* **What you will do**: Below is a set of records; restate each one word for word.

=== Records shown ===

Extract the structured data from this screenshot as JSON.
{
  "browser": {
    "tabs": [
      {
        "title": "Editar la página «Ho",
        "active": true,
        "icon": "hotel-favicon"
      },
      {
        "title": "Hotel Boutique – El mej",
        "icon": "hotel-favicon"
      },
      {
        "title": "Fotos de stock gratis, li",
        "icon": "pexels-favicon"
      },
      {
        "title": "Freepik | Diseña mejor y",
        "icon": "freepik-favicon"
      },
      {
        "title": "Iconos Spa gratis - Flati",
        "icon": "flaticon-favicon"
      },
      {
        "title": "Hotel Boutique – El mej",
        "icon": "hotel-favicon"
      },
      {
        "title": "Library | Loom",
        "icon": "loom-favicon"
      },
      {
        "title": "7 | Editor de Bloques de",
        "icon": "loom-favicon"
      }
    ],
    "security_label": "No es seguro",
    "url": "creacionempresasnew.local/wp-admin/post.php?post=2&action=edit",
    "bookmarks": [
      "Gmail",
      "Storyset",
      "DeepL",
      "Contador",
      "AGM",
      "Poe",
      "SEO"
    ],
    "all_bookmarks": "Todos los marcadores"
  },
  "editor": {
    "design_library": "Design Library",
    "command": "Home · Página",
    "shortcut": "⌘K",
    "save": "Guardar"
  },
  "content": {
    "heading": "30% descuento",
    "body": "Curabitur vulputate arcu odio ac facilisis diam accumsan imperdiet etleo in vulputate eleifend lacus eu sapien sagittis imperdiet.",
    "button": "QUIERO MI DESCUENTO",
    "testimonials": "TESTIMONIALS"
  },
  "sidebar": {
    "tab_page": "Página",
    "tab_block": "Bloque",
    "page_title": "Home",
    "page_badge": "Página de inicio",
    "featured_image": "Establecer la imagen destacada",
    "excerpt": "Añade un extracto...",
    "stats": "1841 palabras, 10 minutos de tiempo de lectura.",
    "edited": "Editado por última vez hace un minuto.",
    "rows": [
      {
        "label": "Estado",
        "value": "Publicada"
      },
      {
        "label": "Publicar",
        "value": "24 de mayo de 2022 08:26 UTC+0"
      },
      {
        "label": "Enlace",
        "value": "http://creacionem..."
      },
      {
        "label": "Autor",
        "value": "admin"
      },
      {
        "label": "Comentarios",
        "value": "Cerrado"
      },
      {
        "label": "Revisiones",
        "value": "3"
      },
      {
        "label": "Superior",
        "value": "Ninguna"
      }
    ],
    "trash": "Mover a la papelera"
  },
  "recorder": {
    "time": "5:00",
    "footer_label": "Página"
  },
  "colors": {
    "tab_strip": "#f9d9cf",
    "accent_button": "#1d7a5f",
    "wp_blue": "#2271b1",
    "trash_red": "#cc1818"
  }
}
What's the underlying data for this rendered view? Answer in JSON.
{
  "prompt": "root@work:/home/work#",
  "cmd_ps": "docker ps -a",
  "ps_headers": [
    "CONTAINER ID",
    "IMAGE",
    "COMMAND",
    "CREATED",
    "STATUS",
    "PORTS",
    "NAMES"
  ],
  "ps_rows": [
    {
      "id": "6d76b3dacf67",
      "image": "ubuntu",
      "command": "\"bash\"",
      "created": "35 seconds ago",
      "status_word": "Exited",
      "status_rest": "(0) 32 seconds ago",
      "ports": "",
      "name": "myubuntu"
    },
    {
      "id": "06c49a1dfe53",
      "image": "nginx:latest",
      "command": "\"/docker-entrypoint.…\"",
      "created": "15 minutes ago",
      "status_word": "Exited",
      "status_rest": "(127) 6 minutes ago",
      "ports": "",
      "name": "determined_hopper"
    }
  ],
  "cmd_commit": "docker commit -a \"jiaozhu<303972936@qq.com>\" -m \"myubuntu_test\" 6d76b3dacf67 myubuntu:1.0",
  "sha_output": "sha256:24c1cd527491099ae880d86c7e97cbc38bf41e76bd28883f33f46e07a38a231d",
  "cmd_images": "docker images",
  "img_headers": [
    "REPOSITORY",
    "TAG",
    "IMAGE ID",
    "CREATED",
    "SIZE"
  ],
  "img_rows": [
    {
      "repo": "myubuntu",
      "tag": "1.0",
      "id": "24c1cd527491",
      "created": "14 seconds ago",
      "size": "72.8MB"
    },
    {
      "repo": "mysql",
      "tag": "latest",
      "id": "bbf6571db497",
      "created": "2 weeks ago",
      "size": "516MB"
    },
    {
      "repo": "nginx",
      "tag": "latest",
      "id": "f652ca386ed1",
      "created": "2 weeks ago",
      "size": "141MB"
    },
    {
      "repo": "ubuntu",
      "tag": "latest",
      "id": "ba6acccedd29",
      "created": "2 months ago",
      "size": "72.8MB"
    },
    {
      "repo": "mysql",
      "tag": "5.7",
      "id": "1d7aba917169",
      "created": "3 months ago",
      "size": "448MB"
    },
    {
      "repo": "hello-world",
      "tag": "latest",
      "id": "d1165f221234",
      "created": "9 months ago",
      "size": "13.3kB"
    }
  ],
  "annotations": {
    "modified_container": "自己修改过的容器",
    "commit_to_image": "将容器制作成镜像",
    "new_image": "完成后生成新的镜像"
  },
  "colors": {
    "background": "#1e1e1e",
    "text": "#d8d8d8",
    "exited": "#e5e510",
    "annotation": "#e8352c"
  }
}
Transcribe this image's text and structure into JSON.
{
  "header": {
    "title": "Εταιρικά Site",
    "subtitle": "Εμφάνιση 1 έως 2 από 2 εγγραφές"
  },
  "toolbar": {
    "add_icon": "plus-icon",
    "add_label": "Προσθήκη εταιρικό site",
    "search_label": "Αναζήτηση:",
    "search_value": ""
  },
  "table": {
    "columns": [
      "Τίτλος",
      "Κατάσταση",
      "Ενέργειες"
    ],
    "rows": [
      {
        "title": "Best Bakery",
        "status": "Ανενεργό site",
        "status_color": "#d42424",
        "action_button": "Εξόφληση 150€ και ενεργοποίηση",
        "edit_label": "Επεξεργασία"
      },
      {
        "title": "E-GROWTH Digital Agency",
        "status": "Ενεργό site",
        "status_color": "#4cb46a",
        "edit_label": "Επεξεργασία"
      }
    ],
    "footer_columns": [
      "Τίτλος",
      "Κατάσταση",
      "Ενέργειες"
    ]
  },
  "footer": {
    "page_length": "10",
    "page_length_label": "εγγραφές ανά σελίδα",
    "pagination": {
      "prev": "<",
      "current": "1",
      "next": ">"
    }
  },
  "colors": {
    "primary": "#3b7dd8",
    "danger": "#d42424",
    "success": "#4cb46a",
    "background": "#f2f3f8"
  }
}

===

* **Written answer**:
Extract the structured data from this screenshot as JSON.
{
  "browser": {
    "tabs": [
      {
        "title": "Editar la página «Ho",
        "active": true,
        "icon": "hotel-favicon"
      },
      {
        "title": "Hotel Boutique – El mej",
        "icon": "hotel-favicon"
      },
      {
        "title": "Fotos de stock gratis, li",
        "icon": "pexels-favicon"
      },
      {
        "title": "Freepik | Diseña mejor y",
        "icon": "freepik-favicon"
      },
      {
        "title": "Iconos Spa gratis - Flati",
        "icon": "flaticon-favicon"
      },
      {
        "title": "Hotel Boutique – El mej",
        "icon": "hotel-favicon"
      },
      {
        "title": "Library | Loom",
        "icon": "loom-favicon"
      },
      {
        "title": "7 | Editor de Bloques de",
        "icon": "loom-favicon"
      }
    ],
    "security_label": "No es seguro",
    "url": "creacionempresasnew.local/wp-admin/post.php?post=2&action=edit",
    "bookmarks": [
      "Gmail",
      "Storyset",
      "DeepL",
      "Contador",
      "AGM",
      "Poe",
      "SEO"
    ],
    "all_bookmarks": "Todos los marcadores"
  },
  "editor": {
    "design_library": "Design Library",
    "command": "Home · Página",
    "shortcut": "⌘K",
    "save": "Guardar"
  },
  "content": {
    "heading": "30% descuento",
    "body": "Curabitur vulputate arcu odio ac facilisis diam accumsan imperdiet etleo in vulputate eleifend lacus eu sapien sagittis imperdiet.",
    "button": "QUIERO MI DESCUENTO",
    "testimonials": "TESTIMONIALS"
  },
  "sidebar": {
    "tab_page": "Página",
    "tab_block": "Bloque",
    "page_title": "Home",
    "page_badge": "Página de inicio",
    "featured_image": "Establecer la imagen destacada",
    "excerpt": "Añade un extracto...",
    "stats": "1841 palabras, 10 minutos de tiempo de lectura.",
    "edited": "Editado por última vez hace un minuto.",
    "rows": [
      {
        "label": "Estado",
        "value": "Publicada"
      },
      {
        "label": "Publicar",
        "value": "24 de mayo de 2022 08:26 UTC+0"
      },
      {
        "label": "Enlace",
        "value": "http://creacionem..."
      },
      {
        "label": "Autor",
        "value": "admin"
      },
      {
        "label": "Comentarios",
        "value": "Cerrado"
      },
      {
        "label": "Revisiones",
        "value": "3"
      },
      {
        "label": "Superior",
        "value": "Ninguna"
      }
    ],
    "trash": "Mover a la papelera"
  },
  "recorder": {
    "time": "5:00",
    "footer_label": "Página"
  },
  "colors": {
    "tab_strip": "#f9d9cf",
    "accent_button": "#1d7a5f",
    "wp_blue": "#2271b1",
    "trash_red": "#cc1818"
  }
}
What's the underlying data for this rendered view? Answer in JSON.
{
  "prompt": "root@work:/home/work#",
  "cmd_ps": "docker ps -a",
  "ps_headers": [
    "CONTAINER ID",
    "IMAGE",
    "COMMAND",
    "CREATED",
    "STATUS",
    "PORTS",
    "NAMES"
  ],
  "ps_rows": [
    {
      "id": "6d76b3dacf67",
      "image": "ubuntu",
      "command": "\"bash\"",
      "created": "35 seconds ago",
      "status_word": "Exited",
      "status_rest": "(0) 32 seconds ago",
      "ports": "",
      "name": "myubuntu"
    },
    {
      "id": "06c49a1dfe53",
      "image": "nginx:latest",
      "command": "\"/docker-entrypoint.…\"",
      "created": "15 minutes ago",
      "status_word": "Exited",
      "status_rest": "(127) 6 minutes ago",
      "ports": "",
      "name": "determined_hopper"
    }
  ],
  "cmd_commit": "docker commit -a \"jiaozhu<303972936@qq.com>\" -m \"myubuntu_test\" 6d76b3dacf67 myubuntu:1.0",
  "sha_output": "sha256:24c1cd527491099ae880d86c7e97cbc38bf41e76bd28883f33f46e07a38a231d",
  "cmd_images": "docker images",
  "img_headers": [
    "REPOSITORY",
    "TAG",
    "IMAGE ID",
    "CREATED",
    "SIZE"
  ],
  "img_rows": [
    {
      "repo": "myubuntu",
      "tag": "1.0",
      "id": "24c1cd527491",
      "created": "14 seconds ago",
      "size": "72.8MB"
    },
    {
      "repo": "mysql",
      "tag": "latest",
      "id": "bbf6571db497",
      "created": "2 weeks ago",
      "size": "516MB"
    },
    {
      "repo": "nginx",
      "tag": "latest",
      "id": "f652ca386ed1",
      "created": "2 weeks ago",
      "size": "141MB"
    },
    {
      "repo": "ubuntu",
      "tag": "latest",
      "id": "ba6acccedd29",
      "created": "2 months ago",
      "size": "72.8MB"
    },
    {
      "repo": "mysql",
      "tag": "5.7",
      "id": "1d7aba917169",
      "created": "3 months ago",
      "size": "448MB"
    },
    {
      "repo": "hello-world",
      "tag": "latest",
      "id": "d1165f221234",
      "created": "9 months ago",
      "size": "13.3kB"
    }
  ],
  "annotations": {
    "modified_container": "自己修改过的容器",
    "commit_to_image": "将容器制作成镜像",
    "new_image": "完成后生成新的镜像"
  },
  "colors": {
    "background": "#1e1e1e",
    "text": "#d8d8d8",
    "exited": "#e5e510",
    "annotation": "#e8352c"
  }
}
Transcribe this image's text and structure into JSON.
{
  "header": {
    "title": "Εταιρικά Site",
    "subtitle": "Εμφάνιση 1 έως 2 από 2 εγγραφές"
  },
  "toolbar": {
    "add_icon": "plus-icon",
    "add_label": "Προσθήκη εταιρικό site",
    "search_label": "Αναζήτηση:",
    "search_value": ""
  },
  "table": {
    "columns": [
      "Τίτλος",
      "Κατάσταση",
      "Ενέργειες"
    ],
    "rows": [
      {
        "title": "Best Bakery",
        "status": "Ανενεργό site",
        "status_color": "#d42424",
        "action_button": "Εξόφληση 150€ και ενεργοποίηση",
        "edit_label": "Επεξεργασία"
      },
      {
        "title": "E-GROWTH Digital Agency",
        "status": "Ενεργό site",
        "status_color": "#4cb46a",
        "edit_label": "Επεξεργασία"
      }
    ],
    "footer_columns": [
      "Τίτλος",
      "Κατάσταση",
      "Ενέργειες"
    ]
  },
  "footer": {
    "page_length": "10",
    "page_length_label": "εγγραφές ανά σελίδα",
    "pagination": {
      "prev": "<",
      "current": "1",
      "next": ">"
    }
  },
  "colors": {
    "primary": "#3b7dd8",
    "danger": "#d42424",
    "success": "#4cb46a",
    "background": "#f2f3f8"
  }
}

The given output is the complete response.